## What is asked
Sort through the entries below and pull out lines containing the word "Appointment".

(Dataset entries)
+ + +
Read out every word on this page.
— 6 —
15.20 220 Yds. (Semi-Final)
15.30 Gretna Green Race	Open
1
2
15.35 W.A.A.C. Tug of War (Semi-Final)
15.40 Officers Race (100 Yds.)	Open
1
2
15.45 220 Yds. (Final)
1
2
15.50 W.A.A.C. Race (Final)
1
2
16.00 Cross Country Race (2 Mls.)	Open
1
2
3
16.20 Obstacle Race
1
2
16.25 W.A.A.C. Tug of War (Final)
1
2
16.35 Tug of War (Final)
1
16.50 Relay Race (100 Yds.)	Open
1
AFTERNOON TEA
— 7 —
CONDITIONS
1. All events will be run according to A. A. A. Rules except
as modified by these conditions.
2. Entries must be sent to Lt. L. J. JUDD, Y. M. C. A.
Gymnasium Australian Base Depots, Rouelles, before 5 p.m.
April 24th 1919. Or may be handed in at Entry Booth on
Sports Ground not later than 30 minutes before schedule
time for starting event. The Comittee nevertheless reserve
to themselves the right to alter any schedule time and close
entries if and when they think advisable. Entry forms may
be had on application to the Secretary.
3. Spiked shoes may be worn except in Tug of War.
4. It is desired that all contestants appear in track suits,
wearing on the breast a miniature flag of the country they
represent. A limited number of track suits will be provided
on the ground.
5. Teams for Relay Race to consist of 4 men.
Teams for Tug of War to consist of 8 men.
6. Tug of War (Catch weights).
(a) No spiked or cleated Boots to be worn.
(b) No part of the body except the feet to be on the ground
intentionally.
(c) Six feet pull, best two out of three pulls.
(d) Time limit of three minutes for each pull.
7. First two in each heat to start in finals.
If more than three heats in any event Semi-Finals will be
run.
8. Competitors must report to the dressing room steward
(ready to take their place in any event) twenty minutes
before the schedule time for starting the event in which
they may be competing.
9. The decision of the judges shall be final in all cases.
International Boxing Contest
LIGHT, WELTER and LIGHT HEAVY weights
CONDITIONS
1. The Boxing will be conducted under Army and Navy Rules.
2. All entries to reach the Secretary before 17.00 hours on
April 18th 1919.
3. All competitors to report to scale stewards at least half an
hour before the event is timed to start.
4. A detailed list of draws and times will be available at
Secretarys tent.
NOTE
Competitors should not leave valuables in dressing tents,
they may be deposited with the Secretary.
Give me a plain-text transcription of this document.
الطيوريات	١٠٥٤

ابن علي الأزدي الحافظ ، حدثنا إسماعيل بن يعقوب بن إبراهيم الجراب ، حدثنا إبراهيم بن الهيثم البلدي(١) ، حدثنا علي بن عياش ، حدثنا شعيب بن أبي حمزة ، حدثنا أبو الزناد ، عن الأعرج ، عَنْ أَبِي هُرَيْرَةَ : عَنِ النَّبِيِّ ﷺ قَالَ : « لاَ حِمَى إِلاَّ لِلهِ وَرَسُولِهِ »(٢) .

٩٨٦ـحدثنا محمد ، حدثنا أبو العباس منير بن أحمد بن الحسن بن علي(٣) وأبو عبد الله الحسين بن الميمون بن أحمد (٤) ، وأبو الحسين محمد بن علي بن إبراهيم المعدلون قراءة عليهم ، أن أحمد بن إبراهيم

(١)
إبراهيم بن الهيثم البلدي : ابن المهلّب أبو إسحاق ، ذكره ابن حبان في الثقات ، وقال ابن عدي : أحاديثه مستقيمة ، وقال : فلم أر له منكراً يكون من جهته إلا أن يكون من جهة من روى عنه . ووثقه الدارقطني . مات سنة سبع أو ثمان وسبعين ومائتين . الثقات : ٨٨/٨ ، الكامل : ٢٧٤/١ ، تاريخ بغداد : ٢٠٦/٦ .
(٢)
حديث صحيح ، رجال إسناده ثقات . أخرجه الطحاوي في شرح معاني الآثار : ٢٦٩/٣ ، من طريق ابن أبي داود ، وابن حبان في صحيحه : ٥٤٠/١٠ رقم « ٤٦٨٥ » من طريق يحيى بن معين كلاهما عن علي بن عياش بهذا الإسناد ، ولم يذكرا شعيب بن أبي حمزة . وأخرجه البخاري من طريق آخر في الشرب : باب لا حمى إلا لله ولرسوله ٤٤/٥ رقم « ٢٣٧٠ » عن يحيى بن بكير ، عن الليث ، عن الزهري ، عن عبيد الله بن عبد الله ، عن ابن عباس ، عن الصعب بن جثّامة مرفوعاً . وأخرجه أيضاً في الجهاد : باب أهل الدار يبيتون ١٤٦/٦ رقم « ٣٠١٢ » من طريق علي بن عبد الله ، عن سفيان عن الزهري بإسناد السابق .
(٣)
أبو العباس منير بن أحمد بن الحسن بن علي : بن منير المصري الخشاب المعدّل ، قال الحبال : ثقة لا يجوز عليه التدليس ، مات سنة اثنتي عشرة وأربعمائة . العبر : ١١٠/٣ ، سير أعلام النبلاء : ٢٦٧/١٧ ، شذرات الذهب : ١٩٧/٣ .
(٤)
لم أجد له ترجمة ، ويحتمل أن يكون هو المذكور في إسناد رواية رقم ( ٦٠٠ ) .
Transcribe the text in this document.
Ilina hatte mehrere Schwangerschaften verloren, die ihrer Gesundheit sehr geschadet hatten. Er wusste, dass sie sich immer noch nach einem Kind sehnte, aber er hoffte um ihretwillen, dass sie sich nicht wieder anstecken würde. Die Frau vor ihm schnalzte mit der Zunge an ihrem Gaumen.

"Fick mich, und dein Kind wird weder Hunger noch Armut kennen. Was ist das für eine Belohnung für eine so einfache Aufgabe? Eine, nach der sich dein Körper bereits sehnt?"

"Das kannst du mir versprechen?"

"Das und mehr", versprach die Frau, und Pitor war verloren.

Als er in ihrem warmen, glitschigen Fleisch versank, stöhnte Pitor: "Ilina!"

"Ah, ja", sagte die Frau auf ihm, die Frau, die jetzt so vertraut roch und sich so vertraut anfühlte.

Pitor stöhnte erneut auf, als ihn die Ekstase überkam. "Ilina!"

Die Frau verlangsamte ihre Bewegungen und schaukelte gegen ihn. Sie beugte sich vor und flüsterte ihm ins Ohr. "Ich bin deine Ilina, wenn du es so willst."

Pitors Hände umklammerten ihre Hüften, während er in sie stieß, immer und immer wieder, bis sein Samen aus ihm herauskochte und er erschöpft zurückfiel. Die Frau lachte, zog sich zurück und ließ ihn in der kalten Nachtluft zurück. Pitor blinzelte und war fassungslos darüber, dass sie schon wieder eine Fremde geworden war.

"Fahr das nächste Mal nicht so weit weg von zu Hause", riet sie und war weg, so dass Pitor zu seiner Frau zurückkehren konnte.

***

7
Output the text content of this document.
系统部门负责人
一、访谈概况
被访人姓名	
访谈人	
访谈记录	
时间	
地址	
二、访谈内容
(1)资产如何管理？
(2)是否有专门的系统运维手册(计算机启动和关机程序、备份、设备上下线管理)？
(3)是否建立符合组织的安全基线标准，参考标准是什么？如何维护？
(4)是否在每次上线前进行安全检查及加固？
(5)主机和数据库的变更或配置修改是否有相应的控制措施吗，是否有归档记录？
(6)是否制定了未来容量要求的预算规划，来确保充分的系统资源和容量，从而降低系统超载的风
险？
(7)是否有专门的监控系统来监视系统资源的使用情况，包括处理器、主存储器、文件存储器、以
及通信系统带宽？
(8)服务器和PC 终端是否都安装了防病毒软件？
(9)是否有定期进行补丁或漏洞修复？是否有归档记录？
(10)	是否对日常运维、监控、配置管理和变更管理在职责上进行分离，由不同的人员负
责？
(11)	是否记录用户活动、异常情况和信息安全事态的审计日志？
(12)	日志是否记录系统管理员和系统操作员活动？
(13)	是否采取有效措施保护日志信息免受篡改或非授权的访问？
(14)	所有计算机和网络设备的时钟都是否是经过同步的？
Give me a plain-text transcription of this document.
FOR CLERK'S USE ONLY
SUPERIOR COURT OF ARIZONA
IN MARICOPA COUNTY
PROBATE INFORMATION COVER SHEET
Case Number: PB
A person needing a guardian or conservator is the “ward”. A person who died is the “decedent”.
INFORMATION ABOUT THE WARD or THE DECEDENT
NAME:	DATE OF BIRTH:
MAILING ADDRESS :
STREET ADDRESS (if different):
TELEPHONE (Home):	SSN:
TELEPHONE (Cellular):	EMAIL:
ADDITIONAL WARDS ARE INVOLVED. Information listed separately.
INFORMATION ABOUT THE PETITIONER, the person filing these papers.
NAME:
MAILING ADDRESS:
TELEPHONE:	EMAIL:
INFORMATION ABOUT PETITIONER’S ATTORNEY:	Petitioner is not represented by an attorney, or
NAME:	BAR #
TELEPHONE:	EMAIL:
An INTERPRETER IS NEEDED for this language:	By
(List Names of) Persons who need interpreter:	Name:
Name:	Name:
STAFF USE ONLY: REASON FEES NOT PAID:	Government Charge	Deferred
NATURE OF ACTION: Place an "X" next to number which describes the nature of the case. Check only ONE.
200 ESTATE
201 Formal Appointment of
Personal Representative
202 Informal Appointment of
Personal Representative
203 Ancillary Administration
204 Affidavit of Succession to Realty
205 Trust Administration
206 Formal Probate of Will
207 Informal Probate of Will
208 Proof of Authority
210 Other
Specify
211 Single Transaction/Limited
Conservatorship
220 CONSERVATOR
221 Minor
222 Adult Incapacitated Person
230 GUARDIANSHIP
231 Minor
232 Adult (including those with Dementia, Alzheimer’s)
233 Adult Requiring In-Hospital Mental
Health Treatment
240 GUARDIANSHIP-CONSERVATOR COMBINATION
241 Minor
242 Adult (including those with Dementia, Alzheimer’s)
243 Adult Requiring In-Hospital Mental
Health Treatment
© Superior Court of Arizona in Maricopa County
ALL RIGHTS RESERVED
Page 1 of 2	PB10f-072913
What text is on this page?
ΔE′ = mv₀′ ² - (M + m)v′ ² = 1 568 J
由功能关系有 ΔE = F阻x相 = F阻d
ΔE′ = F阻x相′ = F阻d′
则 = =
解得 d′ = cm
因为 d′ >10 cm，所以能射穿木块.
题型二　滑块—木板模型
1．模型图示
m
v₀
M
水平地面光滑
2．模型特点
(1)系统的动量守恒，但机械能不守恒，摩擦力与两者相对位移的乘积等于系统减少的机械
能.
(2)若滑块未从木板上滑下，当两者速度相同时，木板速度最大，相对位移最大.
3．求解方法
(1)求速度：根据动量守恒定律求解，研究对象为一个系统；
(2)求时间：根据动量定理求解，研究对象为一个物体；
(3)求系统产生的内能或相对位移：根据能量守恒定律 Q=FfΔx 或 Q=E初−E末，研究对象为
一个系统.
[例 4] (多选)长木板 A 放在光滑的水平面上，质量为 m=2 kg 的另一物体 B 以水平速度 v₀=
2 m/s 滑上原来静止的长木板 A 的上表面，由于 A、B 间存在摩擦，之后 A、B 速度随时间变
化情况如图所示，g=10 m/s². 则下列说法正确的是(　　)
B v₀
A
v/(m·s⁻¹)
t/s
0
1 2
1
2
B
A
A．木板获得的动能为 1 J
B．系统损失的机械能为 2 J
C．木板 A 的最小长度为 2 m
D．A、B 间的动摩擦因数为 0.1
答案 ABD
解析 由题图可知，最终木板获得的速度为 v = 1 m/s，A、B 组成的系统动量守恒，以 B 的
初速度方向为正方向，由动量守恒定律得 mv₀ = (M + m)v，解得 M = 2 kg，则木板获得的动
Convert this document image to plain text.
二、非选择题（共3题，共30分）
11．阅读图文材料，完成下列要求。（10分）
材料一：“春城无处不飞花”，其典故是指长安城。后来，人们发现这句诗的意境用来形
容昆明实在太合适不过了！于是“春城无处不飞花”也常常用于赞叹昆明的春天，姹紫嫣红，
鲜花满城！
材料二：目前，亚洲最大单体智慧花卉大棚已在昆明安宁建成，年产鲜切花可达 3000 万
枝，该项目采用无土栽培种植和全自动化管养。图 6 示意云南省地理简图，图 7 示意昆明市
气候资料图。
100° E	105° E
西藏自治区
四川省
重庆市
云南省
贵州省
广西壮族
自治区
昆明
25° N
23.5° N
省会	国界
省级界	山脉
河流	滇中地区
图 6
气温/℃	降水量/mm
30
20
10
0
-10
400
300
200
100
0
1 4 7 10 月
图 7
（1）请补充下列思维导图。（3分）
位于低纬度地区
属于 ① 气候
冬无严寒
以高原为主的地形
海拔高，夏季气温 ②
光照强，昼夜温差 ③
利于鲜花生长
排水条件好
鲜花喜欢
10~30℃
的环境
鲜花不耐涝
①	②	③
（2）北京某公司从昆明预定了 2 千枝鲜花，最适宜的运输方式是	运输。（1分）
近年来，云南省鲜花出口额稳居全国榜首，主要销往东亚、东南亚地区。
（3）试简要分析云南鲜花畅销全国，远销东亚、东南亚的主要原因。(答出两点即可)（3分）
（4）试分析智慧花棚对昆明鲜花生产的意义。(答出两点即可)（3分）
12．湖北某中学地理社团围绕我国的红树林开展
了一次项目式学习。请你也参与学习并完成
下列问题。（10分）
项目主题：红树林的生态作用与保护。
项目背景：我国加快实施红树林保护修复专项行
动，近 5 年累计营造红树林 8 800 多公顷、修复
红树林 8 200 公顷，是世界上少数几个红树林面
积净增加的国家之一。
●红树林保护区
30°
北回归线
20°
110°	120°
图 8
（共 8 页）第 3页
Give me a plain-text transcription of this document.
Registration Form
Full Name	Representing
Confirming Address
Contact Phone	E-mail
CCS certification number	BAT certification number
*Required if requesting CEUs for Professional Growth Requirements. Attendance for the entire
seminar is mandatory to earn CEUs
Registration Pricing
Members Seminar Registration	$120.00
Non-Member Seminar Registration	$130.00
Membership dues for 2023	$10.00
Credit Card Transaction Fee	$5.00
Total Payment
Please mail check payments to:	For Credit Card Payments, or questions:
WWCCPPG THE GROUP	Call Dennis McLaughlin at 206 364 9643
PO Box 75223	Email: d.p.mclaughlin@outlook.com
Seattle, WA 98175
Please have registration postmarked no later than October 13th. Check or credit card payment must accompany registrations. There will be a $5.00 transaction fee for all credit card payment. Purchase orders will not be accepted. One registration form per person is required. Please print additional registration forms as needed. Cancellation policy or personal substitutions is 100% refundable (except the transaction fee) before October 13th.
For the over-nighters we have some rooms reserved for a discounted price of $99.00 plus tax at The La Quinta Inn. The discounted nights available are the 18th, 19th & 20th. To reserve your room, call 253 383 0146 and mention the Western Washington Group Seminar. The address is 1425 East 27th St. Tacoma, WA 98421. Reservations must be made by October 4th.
+ + +
## Exercise solution
201 Formal Appointment of
202 Informal Appointment of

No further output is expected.